* START SUPPLIED DATA *
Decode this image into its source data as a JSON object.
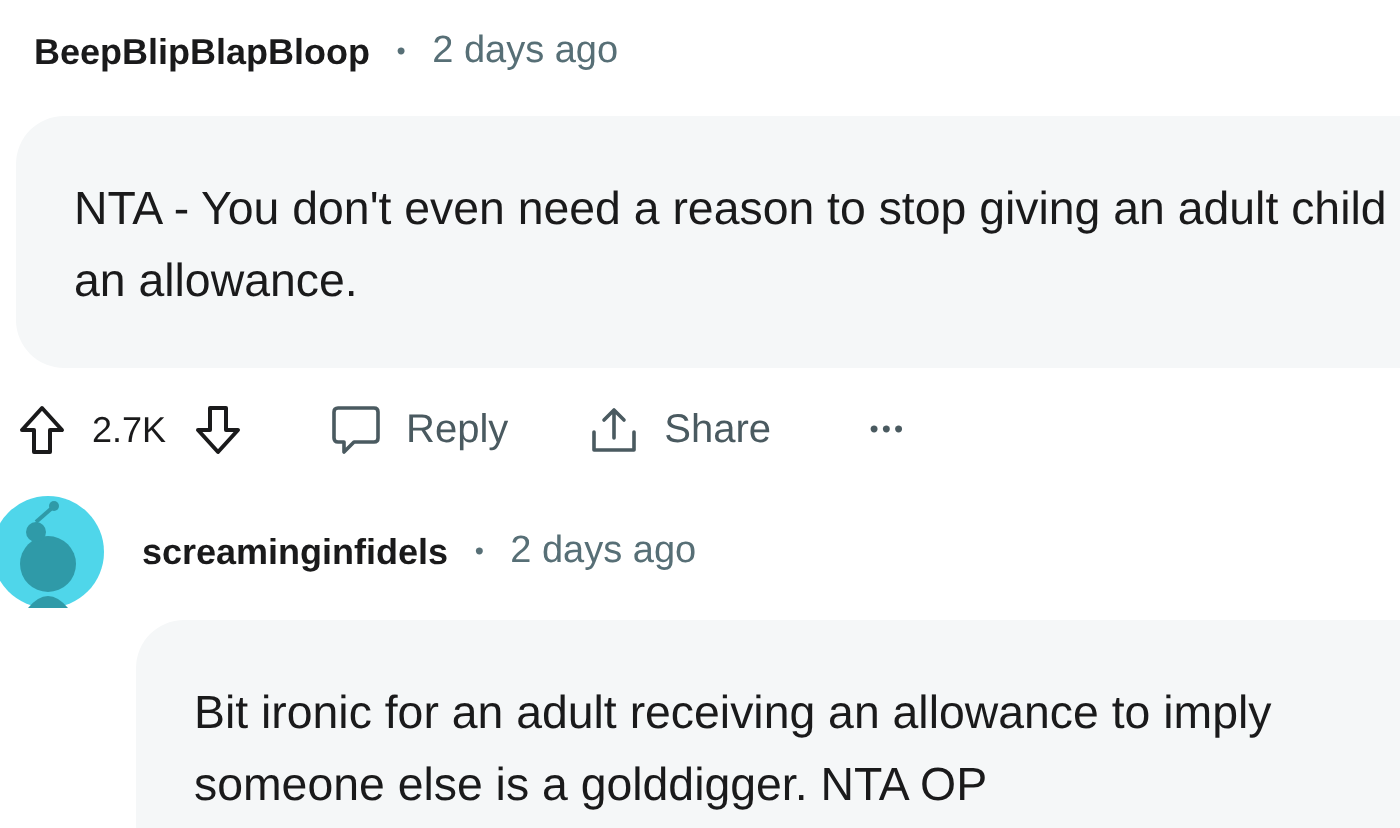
{
  "comments": [
    {
      "author": "BeepBlipBlapBloop",
      "separator": "•",
      "time": "2 days ago",
      "has_avatar": false,
      "body": "NTA - You don't even need a reason to stop giving an adult child an allowance.",
      "actions": {
        "votes": "2.7K",
        "reply": "Reply",
        "share": "Share",
        "more": "•••"
      }
    },
    {
      "author": "screaminginfidels",
      "separator": "•",
      "time": "2 days ago",
      "has_avatar": true,
      "body": "Bit ironic for an adult receiving an allowance to imply someone else is a golddigger. NTA OP"
    }
  ]
}
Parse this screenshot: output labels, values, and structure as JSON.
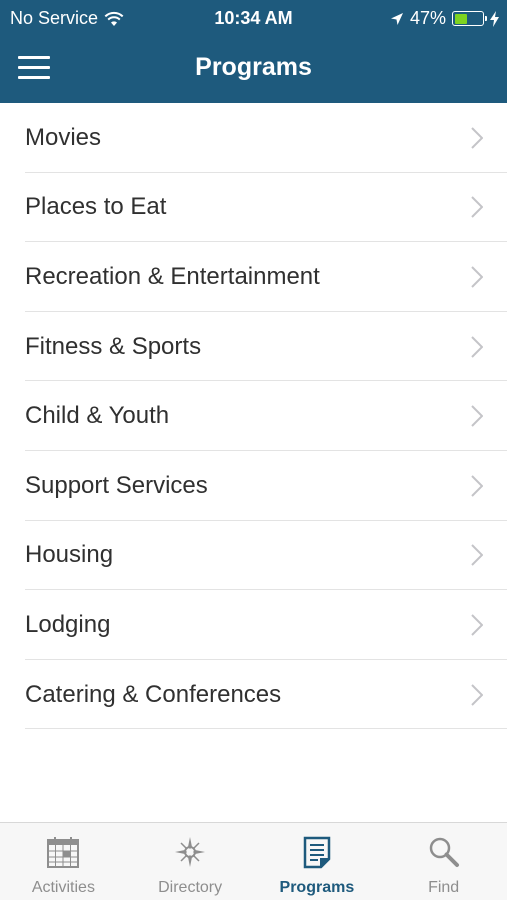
* END SUPPLIED DATA *
_STATED GOAL:_ Pictures stay out; reproduce every line of the records exactly.

_WRITTEN RESPONSE:_
Decode this image into its source data as a JSON object.
{
  "comments": [
    {
      "author": "BeepBlipBlapBloop",
      "separator": "•",
      "time": "2 days ago",
      "has_avatar": false,
      "body": "NTA - You don't even need a reason to stop giving an adult child an allowance.",
      "actions": {
        "votes": "2.7K",
        "reply": "Reply",
        "share": "Share",
        "more": "•••"
      }
    },
    {
      "author": "screaminginfidels",
      "separator": "•",
      "time": "2 days ago",
      "has_avatar": true,
      "body": "Bit ironic for an adult receiving an allowance to imply someone else is a golddigger. NTA OP"
    }
  ]
}
Parse this screenshot: output labels, values, and structure as JSON.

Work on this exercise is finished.